THE TASK: Locate each line in the records containing "What". Copy it.

Saved entries:
========================

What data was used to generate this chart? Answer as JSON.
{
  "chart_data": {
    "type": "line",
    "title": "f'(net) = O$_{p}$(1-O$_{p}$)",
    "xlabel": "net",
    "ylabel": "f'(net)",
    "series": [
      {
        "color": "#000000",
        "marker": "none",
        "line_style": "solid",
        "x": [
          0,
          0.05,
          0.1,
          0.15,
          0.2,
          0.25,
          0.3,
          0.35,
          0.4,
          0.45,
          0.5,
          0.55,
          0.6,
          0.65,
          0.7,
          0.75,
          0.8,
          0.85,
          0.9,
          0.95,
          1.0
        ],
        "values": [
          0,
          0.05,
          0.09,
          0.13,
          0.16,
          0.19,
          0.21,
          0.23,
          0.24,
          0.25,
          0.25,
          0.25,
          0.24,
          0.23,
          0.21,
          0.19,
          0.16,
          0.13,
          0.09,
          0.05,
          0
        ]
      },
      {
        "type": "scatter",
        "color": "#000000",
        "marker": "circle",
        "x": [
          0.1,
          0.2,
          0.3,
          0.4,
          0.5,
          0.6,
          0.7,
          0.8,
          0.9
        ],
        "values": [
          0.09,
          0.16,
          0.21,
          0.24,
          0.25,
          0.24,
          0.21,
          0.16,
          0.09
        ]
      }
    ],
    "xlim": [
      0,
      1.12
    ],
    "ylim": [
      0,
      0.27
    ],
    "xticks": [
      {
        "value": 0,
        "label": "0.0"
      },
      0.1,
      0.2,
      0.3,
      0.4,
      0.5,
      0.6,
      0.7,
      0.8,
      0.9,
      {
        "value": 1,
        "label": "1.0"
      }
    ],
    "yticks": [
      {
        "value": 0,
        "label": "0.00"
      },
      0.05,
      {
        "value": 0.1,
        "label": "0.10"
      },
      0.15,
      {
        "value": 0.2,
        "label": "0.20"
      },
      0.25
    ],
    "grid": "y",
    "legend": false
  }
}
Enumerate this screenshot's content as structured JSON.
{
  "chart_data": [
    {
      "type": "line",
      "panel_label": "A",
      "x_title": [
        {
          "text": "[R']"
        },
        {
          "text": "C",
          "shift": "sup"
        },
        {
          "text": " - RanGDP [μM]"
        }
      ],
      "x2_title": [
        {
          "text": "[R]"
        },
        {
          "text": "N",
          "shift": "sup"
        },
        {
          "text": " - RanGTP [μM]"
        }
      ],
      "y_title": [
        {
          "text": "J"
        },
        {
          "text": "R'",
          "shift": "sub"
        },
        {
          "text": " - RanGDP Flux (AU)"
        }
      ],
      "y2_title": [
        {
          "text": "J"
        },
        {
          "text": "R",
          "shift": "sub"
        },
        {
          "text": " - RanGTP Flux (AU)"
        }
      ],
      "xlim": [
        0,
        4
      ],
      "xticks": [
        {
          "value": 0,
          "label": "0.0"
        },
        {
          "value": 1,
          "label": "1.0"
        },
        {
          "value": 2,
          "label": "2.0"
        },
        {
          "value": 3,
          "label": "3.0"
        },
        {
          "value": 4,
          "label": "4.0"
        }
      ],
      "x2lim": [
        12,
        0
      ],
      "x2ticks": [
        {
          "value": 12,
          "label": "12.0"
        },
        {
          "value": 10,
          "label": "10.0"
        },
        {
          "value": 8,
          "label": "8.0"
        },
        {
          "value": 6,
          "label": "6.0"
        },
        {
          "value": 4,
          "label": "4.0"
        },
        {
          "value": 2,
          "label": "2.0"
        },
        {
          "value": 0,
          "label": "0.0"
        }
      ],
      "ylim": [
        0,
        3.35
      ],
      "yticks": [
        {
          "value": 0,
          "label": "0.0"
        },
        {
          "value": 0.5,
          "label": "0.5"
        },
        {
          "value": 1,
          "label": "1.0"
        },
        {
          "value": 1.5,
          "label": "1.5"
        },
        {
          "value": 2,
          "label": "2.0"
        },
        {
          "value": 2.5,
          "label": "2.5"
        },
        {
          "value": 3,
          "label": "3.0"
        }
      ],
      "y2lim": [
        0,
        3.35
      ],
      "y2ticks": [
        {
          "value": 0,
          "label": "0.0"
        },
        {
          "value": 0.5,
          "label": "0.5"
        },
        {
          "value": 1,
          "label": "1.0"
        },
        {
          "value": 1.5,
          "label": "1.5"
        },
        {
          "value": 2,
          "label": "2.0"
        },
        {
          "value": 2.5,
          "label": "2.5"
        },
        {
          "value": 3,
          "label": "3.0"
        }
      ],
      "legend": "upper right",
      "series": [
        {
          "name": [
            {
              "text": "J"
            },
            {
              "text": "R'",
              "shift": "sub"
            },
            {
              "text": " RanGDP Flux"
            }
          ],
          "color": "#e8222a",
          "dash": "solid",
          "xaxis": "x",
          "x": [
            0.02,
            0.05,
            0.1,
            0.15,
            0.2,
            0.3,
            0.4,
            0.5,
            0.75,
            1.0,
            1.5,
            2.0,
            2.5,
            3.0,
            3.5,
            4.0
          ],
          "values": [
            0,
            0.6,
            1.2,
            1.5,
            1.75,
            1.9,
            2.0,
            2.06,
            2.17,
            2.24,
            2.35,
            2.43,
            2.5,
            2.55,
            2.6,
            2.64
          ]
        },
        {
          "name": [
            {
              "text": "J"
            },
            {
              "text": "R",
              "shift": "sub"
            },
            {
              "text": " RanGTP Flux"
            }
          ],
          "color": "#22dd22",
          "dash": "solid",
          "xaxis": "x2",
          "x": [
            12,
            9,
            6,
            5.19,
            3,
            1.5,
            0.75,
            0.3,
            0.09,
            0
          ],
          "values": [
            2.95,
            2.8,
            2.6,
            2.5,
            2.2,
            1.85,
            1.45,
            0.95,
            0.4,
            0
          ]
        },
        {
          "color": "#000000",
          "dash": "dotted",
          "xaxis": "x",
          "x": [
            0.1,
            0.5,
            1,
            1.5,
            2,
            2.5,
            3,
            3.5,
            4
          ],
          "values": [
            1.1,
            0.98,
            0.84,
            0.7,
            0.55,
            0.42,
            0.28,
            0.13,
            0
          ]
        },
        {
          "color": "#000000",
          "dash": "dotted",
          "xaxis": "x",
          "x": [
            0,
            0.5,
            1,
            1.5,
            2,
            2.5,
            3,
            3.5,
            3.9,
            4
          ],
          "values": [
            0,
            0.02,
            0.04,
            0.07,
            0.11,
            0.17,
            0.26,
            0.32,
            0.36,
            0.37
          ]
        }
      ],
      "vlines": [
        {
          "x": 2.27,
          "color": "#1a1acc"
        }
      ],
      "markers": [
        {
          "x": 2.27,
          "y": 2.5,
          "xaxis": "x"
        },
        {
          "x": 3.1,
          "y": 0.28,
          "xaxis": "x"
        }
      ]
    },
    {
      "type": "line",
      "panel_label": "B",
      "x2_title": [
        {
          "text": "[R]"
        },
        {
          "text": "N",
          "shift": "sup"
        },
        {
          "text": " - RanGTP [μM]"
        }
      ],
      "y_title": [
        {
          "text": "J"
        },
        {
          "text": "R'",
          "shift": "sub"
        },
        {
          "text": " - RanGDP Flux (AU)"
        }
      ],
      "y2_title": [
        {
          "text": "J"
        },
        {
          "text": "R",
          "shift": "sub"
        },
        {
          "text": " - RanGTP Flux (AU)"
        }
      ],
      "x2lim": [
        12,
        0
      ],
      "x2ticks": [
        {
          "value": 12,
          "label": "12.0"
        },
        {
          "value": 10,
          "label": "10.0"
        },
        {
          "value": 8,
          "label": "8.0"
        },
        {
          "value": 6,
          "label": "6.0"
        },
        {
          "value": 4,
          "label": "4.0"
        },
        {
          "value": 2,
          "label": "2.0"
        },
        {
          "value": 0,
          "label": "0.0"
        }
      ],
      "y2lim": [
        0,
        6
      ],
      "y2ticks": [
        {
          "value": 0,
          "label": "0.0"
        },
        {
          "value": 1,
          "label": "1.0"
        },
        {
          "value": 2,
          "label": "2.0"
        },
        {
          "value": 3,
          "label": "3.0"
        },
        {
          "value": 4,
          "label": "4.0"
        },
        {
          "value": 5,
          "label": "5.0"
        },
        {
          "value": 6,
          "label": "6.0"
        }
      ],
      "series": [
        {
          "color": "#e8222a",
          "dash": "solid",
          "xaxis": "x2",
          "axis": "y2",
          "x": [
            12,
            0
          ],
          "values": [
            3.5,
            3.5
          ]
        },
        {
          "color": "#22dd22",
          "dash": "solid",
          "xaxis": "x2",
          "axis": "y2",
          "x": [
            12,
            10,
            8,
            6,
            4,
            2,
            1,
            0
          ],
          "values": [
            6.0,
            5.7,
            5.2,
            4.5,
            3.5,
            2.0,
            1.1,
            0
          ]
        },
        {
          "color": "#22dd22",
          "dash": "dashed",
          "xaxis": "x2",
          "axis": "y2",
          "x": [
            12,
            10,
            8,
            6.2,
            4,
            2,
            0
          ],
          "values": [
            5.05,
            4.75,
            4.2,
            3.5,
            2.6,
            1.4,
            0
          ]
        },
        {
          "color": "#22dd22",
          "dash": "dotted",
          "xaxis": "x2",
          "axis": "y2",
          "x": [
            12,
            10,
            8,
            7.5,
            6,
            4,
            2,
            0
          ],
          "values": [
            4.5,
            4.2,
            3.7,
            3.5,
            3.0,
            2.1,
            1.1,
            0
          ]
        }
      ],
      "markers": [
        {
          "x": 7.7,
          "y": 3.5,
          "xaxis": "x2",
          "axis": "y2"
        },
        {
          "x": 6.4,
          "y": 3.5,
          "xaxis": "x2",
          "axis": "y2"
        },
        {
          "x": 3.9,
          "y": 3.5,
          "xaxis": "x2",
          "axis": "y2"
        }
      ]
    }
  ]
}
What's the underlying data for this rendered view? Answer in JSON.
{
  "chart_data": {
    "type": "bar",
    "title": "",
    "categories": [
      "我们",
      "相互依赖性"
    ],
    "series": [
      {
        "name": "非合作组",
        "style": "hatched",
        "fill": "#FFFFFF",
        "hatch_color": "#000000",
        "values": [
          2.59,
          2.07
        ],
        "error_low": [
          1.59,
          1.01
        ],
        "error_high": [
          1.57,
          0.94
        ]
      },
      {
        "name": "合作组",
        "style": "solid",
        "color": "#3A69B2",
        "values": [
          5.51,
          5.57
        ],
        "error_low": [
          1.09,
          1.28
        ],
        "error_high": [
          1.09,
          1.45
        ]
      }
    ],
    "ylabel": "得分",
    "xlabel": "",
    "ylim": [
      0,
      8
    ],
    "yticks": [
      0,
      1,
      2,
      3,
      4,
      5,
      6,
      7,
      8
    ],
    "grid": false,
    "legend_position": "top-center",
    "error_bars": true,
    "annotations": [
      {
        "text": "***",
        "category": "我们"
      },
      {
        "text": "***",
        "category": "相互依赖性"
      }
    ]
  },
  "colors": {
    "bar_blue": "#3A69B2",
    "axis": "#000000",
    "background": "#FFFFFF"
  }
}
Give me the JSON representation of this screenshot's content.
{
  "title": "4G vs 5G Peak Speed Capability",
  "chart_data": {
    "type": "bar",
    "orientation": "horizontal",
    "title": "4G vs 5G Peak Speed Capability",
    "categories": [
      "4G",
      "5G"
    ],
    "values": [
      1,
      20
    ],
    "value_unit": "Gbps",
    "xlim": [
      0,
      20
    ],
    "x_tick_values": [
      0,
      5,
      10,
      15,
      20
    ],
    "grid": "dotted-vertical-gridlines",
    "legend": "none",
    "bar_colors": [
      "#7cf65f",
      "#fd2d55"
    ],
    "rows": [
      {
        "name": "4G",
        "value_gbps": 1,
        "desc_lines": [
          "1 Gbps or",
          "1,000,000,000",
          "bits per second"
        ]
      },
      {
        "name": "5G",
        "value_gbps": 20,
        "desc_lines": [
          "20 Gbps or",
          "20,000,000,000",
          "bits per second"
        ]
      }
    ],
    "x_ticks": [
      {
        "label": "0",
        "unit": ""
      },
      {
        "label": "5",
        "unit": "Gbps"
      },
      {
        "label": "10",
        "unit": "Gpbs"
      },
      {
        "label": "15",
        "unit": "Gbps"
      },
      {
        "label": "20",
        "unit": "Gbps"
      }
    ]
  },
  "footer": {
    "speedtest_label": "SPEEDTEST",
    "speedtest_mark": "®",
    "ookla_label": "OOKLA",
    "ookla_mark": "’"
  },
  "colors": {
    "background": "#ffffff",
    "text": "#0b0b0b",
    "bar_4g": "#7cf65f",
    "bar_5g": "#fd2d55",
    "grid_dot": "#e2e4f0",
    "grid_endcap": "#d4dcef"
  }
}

========================

TASK SOLUTION:
What data was used to generate this chart? Answer as JSON.
What's the underlying data for this rendered view? Answer in JSON.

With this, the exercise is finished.